Part of a data file:
# # #

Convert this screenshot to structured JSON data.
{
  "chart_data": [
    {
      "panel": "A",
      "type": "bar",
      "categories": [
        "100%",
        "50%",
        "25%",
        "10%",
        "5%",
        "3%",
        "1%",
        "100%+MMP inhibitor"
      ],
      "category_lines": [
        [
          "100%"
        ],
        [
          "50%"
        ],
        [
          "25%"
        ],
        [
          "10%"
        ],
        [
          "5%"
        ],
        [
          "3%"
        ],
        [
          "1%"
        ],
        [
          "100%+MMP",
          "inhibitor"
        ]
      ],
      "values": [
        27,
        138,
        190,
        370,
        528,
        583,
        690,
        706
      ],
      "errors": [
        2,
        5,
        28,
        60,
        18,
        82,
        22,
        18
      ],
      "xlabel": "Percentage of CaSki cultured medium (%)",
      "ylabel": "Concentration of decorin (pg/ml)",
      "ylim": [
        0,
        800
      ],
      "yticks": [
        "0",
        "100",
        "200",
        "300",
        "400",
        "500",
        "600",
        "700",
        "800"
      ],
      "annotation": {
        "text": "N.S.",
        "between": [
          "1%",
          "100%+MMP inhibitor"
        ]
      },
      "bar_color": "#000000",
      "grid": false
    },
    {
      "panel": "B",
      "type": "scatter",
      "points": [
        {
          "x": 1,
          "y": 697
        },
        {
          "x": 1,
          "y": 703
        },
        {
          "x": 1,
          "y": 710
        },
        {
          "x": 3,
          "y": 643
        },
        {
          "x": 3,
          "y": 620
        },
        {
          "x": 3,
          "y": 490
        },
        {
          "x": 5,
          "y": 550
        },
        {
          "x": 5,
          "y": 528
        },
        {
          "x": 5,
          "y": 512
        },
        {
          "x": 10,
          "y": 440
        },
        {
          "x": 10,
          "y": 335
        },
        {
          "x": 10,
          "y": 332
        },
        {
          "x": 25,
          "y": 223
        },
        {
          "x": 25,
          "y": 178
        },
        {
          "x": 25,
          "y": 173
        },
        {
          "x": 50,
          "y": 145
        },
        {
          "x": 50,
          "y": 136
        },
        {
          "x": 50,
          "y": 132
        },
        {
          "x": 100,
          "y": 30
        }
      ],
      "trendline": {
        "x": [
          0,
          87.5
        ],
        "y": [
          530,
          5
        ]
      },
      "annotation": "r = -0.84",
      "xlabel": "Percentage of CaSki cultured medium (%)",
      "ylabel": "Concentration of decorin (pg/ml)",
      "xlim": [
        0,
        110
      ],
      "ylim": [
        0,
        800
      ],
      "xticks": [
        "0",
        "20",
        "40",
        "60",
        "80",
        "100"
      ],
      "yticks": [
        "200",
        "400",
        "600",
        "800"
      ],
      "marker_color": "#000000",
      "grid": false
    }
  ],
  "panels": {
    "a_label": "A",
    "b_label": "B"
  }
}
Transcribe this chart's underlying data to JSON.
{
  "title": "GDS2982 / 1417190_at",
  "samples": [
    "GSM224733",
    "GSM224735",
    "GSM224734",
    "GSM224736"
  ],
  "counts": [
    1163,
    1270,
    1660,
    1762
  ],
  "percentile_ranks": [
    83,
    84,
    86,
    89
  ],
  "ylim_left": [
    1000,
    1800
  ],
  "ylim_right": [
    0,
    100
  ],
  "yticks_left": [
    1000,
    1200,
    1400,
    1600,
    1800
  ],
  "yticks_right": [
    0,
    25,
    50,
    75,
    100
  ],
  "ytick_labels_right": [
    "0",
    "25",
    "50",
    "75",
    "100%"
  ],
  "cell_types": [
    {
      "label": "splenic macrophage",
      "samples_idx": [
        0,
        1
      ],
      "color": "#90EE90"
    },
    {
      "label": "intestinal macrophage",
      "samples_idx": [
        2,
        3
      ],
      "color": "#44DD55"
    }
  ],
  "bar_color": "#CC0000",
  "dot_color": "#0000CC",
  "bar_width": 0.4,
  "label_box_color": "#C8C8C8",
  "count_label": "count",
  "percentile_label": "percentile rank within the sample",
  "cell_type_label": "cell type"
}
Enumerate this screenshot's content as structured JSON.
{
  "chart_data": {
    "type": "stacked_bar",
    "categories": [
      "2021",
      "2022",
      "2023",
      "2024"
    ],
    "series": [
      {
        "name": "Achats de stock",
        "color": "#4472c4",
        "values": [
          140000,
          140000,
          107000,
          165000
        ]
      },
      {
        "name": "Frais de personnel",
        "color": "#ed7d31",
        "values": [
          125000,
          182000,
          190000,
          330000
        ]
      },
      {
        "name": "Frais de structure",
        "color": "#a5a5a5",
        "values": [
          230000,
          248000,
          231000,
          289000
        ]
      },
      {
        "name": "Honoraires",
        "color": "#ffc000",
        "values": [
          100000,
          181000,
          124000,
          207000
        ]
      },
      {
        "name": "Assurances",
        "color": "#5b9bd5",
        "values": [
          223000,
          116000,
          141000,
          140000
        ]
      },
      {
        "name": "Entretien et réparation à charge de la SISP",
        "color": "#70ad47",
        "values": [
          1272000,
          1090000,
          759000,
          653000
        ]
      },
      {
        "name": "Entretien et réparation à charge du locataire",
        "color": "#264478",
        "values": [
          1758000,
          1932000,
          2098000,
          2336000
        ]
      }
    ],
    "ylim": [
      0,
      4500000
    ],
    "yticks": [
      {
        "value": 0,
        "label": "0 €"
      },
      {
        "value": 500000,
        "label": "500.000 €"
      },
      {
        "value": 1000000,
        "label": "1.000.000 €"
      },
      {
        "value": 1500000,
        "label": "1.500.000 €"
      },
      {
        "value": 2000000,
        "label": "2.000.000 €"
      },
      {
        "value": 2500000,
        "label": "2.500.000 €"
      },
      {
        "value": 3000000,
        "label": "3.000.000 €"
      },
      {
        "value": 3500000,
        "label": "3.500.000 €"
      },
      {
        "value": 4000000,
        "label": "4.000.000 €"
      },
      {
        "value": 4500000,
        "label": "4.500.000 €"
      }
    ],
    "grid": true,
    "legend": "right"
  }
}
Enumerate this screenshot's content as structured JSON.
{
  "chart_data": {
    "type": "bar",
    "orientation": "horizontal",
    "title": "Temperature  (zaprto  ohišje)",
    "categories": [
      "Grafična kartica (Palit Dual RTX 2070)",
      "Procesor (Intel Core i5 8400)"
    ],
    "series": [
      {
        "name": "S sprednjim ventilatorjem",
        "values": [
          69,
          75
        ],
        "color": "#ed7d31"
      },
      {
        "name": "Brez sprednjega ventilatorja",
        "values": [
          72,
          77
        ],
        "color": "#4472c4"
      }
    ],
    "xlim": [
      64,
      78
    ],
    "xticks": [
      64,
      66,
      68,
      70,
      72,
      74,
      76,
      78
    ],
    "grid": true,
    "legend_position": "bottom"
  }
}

# # #

**What you have to do:** Print every entry exactly as it appears.

**Exercise solution:**
Convert this screenshot to structured JSON data.
{
  "chart_data": [
    {
      "panel": "A",
      "type": "bar",
      "categories": [
        "100%",
        "50%",
        "25%",
        "10%",
        "5%",
        "3%",
        "1%",
        "100%+MMP inhibitor"
      ],
      "category_lines": [
        [
          "100%"
        ],
        [
          "50%"
        ],
        [
          "25%"
        ],
        [
          "10%"
        ],
        [
          "5%"
        ],
        [
          "3%"
        ],
        [
          "1%"
        ],
        [
          "100%+MMP",
          "inhibitor"
        ]
      ],
      "values": [
        27,
        138,
        190,
        370,
        528,
        583,
        690,
        706
      ],
      "errors": [
        2,
        5,
        28,
        60,
        18,
        82,
        22,
        18
      ],
      "xlabel": "Percentage of CaSki cultured medium (%)",
      "ylabel": "Concentration of decorin (pg/ml)",
      "ylim": [
        0,
        800
      ],
      "yticks": [
        "0",
        "100",
        "200",
        "300",
        "400",
        "500",
        "600",
        "700",
        "800"
      ],
      "annotation": {
        "text": "N.S.",
        "between": [
          "1%",
          "100%+MMP inhibitor"
        ]
      },
      "bar_color": "#000000",
      "grid": false
    },
    {
      "panel": "B",
      "type": "scatter",
      "points": [
        {
          "x": 1,
          "y": 697
        },
        {
          "x": 1,
          "y": 703
        },
        {
          "x": 1,
          "y": 710
        },
        {
          "x": 3,
          "y": 643
        },
        {
          "x": 3,
          "y": 620
        },
        {
          "x": 3,
          "y": 490
        },
        {
          "x": 5,
          "y": 550
        },
        {
          "x": 5,
          "y": 528
        },
        {
          "x": 5,
          "y": 512
        },
        {
          "x": 10,
          "y": 440
        },
        {
          "x": 10,
          "y": 335
        },
        {
          "x": 10,
          "y": 332
        },
        {
          "x": 25,
          "y": 223
        },
        {
          "x": 25,
          "y": 178
        },
        {
          "x": 25,
          "y": 173
        },
        {
          "x": 50,
          "y": 145
        },
        {
          "x": 50,
          "y": 136
        },
        {
          "x": 50,
          "y": 132
        },
        {
          "x": 100,
          "y": 30
        }
      ],
      "trendline": {
        "x": [
          0,
          87.5
        ],
        "y": [
          530,
          5
        ]
      },
      "annotation": "r = -0.84",
      "xlabel": "Percentage of CaSki cultured medium (%)",
      "ylabel": "Concentration of decorin (pg/ml)",
      "xlim": [
        0,
        110
      ],
      "ylim": [
        0,
        800
      ],
      "xticks": [
        "0",
        "20",
        "40",
        "60",
        "80",
        "100"
      ],
      "yticks": [
        "200",
        "400",
        "600",
        "800"
      ],
      "marker_color": "#000000",
      "grid": false
    }
  ],
  "panels": {
    "a_label": "A",
    "b_label": "B"
  }
}
Transcribe this chart's underlying data to JSON.
{
  "title": "GDS2982 / 1417190_at",
  "samples": [
    "GSM224733",
    "GSM224735",
    "GSM224734",
    "GSM224736"
  ],
  "counts": [
    1163,
    1270,
    1660,
    1762
  ],
  "percentile_ranks": [
    83,
    84,
    86,
    89
  ],
  "ylim_left": [
    1000,
    1800
  ],
  "ylim_right": [
    0,
    100
  ],
  "yticks_left": [
    1000,
    1200,
    1400,
    1600,
    1800
  ],
  "yticks_right": [
    0,
    25,
    50,
    75,
    100
  ],
  "ytick_labels_right": [
    "0",
    "25",
    "50",
    "75",
    "100%"
  ],
  "cell_types": [
    {
      "label": "splenic macrophage",
      "samples_idx": [
        0,
        1
      ],
      "color": "#90EE90"
    },
    {
      "label": "intestinal macrophage",
      "samples_idx": [
        2,
        3
      ],
      "color": "#44DD55"
    }
  ],
  "bar_color": "#CC0000",
  "dot_color": "#0000CC",
  "bar_width": 0.4,
  "label_box_color": "#C8C8C8",
  "count_label": "count",
  "percentile_label": "percentile rank within the sample",
  "cell_type_label": "cell type"
}
Enumerate this screenshot's content as structured JSON.
{
  "chart_data": {
    "type": "stacked_bar",
    "categories": [
      "2021",
      "2022",
      "2023",
      "2024"
    ],
    "series": [
      {
        "name": "Achats de stock",
        "color": "#4472c4",
        "values": [
          140000,
          140000,
          107000,
          165000
        ]
      },
      {
        "name": "Frais de personnel",
        "color": "#ed7d31",
        "values": [
          125000,
          182000,
          190000,
          330000
        ]
      },
      {
        "name": "Frais de structure",
        "color": "#a5a5a5",
        "values": [
          230000,
          248000,
          231000,
          289000
        ]
      },
      {
        "name": "Honoraires",
        "color": "#ffc000",
        "values": [
          100000,
          181000,
          124000,
          207000
        ]
      },
      {
        "name": "Assurances",
        "color": "#5b9bd5",
        "values": [
          223000,
          116000,
          141000,
          140000
        ]
      },
      {
        "name": "Entretien et réparation à charge de la SISP",
        "color": "#70ad47",
        "values": [
          1272000,
          1090000,
          759000,
          653000
        ]
      },
      {
        "name": "Entretien et réparation à charge du locataire",
        "color": "#264478",
        "values": [
          1758000,
          1932000,
          2098000,
          2336000
        ]
      }
    ],
    "ylim": [
      0,
      4500000
    ],
    "yticks": [
      {
        "value": 0,
        "label": "0 €"
      },
      {
        "value": 500000,
        "label": "500.000 €"
      },
      {
        "value": 1000000,
        "label": "1.000.000 €"
      },
      {
        "value": 1500000,
        "label": "1.500.000 €"
      },
      {
        "value": 2000000,
        "label": "2.000.000 €"
      },
      {
        "value": 2500000,
        "label": "2.500.000 €"
      },
      {
        "value": 3000000,
        "label": "3.000.000 €"
      },
      {
        "value": 3500000,
        "label": "3.500.000 €"
      },
      {
        "value": 4000000,
        "label": "4.000.000 €"
      },
      {
        "value": 4500000,
        "label": "4.500.000 €"
      }
    ],
    "grid": true,
    "legend": "right"
  }
}
Enumerate this screenshot's content as structured JSON.
{
  "chart_data": {
    "type": "bar",
    "orientation": "horizontal",
    "title": "Temperature  (zaprto  ohišje)",
    "categories": [
      "Grafična kartica (Palit Dual RTX 2070)",
      "Procesor (Intel Core i5 8400)"
    ],
    "series": [
      {
        "name": "S sprednjim ventilatorjem",
        "values": [
          69,
          75
        ],
        "color": "#ed7d31"
      },
      {
        "name": "Brez sprednjega ventilatorja",
        "values": [
          72,
          77
        ],
        "color": "#4472c4"
      }
    ],
    "xlim": [
      64,
      78
    ],
    "xticks": [
      64,
      66,
      68,
      70,
      72,
      74,
      76,
      78
    ],
    "grid": true,
    "legend_position": "bottom"
  }
}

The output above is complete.